## TASK STATEMENT
The complete listing should be restated exactly.

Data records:
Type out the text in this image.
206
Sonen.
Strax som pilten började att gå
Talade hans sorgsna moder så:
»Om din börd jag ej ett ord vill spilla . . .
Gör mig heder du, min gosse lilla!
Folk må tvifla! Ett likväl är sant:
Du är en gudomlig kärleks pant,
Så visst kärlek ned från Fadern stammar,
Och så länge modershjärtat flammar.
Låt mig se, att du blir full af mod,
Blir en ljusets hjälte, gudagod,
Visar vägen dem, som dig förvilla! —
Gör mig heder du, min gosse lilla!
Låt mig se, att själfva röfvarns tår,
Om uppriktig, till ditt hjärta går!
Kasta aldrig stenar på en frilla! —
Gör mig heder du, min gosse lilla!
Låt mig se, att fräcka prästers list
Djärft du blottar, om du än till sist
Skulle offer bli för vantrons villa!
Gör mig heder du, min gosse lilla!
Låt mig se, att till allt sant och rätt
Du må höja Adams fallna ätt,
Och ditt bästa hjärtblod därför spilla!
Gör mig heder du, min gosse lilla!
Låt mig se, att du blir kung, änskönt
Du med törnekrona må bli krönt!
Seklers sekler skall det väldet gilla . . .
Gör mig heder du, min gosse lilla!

## THE COMPLETED TASK
Type out the text in this image.
206
Sonen.
Strax som pilten började att gå
Talade hans sorgsna moder så:
»Om din börd jag ej ett ord vill spilla . . .
Gör mig heder du, min gosse lilla!
Folk må tvifla! Ett likväl är sant:
Du är en gudomlig kärleks pant,
Så visst kärlek ned från Fadern stammar,
Och så länge modershjärtat flammar.
Låt mig se, att du blir full af mod,
Blir en ljusets hjälte, gudagod,
Visar vägen dem, som dig förvilla! —
Gör mig heder du, min gosse lilla!
Låt mig se, att själfva röfvarns tår,
Om uppriktig, till ditt hjärta går!
Kasta aldrig stenar på en frilla! —
Gör mig heder du, min gosse lilla!
Låt mig se, att fräcka prästers list
Djärft du blottar, om du än till sist
Skulle offer bli för vantrons villa!
Gör mig heder du, min gosse lilla!
Låt mig se, att till allt sant och rätt
Du må höja Adams fallna ätt,
Och ditt bästa hjärtblod därför spilla!
Gör mig heder du, min gosse lilla!
Låt mig se, att du blir kung, änskönt
Du med törnekrona må bli krönt!
Seklers sekler skall det väldet gilla . . .
Gör mig heder du, min gosse lilla!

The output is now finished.